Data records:

────────────────────

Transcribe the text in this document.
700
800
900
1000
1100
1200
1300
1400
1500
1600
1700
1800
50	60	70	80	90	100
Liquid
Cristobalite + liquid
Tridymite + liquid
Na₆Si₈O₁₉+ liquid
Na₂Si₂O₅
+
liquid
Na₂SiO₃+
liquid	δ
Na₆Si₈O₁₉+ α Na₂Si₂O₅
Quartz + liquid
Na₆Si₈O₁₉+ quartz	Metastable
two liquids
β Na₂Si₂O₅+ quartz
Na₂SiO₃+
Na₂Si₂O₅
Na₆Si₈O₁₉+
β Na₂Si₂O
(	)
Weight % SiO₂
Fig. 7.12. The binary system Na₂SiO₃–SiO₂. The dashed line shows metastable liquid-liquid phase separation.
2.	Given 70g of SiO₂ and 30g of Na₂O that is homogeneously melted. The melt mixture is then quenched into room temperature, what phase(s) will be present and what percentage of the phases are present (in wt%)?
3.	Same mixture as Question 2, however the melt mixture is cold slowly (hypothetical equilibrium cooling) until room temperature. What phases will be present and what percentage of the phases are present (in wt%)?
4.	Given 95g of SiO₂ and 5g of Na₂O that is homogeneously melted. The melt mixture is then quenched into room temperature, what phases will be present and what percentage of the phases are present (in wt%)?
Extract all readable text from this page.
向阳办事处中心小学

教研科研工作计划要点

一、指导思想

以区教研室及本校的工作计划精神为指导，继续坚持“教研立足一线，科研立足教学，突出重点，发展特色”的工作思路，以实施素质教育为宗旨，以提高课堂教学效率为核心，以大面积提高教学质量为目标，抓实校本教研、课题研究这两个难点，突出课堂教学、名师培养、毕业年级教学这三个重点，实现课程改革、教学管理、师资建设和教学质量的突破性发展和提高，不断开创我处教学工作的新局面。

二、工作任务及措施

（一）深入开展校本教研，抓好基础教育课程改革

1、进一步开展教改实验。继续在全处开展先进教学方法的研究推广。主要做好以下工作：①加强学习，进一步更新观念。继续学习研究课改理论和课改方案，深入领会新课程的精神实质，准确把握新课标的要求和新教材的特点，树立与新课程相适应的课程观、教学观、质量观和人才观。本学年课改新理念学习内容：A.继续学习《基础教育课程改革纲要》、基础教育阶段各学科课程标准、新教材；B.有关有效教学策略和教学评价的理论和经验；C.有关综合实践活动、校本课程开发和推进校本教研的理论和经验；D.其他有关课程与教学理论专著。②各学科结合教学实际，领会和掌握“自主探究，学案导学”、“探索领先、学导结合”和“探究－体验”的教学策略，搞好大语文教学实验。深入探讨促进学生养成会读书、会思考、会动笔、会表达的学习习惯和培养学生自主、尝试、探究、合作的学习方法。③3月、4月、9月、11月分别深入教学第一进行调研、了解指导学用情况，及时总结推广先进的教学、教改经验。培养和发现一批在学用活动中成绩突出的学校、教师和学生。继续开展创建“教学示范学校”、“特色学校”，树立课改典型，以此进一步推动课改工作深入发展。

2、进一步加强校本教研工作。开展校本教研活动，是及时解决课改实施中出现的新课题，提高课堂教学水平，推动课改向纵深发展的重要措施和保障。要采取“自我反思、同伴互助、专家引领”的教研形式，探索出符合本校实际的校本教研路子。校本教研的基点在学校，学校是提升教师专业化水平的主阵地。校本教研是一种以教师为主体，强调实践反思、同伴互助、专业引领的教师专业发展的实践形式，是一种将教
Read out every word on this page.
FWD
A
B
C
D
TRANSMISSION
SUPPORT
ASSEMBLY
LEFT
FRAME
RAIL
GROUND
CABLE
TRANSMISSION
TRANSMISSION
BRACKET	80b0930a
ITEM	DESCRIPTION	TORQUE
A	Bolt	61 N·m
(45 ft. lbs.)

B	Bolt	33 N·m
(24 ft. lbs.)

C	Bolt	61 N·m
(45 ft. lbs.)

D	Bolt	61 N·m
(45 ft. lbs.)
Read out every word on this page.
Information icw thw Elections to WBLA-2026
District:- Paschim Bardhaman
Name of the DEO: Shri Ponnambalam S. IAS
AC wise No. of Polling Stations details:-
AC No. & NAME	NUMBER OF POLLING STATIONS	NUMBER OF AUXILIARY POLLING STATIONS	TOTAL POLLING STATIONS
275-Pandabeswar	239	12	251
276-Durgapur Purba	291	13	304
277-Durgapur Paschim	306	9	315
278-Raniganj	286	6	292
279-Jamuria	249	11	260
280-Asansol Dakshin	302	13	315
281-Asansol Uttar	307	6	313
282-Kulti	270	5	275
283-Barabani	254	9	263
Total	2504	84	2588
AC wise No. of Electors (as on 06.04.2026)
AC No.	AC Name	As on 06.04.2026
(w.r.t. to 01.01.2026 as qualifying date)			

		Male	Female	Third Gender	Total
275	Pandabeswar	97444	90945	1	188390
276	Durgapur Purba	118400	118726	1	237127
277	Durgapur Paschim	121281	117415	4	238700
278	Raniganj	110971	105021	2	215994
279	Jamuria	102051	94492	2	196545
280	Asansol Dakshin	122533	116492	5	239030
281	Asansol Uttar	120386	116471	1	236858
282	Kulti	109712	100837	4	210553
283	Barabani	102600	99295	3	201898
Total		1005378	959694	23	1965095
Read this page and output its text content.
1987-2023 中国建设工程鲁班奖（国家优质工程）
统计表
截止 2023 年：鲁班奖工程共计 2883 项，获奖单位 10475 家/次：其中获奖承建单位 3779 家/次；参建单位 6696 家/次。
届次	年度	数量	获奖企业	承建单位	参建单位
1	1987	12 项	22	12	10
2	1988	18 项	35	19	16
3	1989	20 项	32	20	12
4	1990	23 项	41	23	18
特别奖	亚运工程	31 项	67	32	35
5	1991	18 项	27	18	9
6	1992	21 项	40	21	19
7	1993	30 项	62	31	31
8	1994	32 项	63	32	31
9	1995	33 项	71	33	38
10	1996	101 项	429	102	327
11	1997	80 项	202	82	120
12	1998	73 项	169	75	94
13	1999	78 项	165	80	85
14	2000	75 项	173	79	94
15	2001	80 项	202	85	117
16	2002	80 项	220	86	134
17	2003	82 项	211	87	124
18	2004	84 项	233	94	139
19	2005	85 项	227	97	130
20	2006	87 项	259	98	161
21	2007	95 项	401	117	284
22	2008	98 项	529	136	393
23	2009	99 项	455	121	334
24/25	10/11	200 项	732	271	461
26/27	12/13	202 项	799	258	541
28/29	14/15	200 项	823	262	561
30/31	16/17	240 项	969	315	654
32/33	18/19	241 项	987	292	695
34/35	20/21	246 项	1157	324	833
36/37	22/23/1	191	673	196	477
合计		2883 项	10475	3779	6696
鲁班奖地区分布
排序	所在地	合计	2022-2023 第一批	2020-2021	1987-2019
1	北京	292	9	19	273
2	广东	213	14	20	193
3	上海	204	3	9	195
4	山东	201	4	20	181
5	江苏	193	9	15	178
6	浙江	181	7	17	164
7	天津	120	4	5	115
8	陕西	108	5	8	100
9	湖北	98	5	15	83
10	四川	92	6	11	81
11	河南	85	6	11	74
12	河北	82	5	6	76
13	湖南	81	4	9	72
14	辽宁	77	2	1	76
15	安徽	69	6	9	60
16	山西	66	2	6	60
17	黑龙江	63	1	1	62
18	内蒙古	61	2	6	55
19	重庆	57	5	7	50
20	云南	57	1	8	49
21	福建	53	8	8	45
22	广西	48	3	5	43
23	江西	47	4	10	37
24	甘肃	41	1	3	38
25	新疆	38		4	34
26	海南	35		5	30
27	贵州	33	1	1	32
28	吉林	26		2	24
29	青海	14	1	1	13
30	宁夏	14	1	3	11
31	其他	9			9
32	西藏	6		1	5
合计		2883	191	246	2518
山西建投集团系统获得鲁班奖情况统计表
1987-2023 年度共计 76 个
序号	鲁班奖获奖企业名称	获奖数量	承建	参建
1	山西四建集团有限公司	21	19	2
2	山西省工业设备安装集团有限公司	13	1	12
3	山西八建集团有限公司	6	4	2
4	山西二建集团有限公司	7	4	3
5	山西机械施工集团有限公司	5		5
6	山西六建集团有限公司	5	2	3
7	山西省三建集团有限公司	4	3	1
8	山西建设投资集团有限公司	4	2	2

────────────────────

§ **What is required**: Filter the records above for "then" and copy every matching line.

§ **Reply to the exercise**:
2.	Given 70g of SiO₂ and 30g of Na₂O that is homogeneously melted. The melt mixture is then quenched into room temperature, what phase(s) will be present and what percentage of the phases are present (in wt%)?
4.	Given 95g of SiO₂ and 5g of Na₂O that is homogeneously melted. The melt mixture is then quenched into room temperature, what phases will be present and what percentage of the phases are present (in wt%)?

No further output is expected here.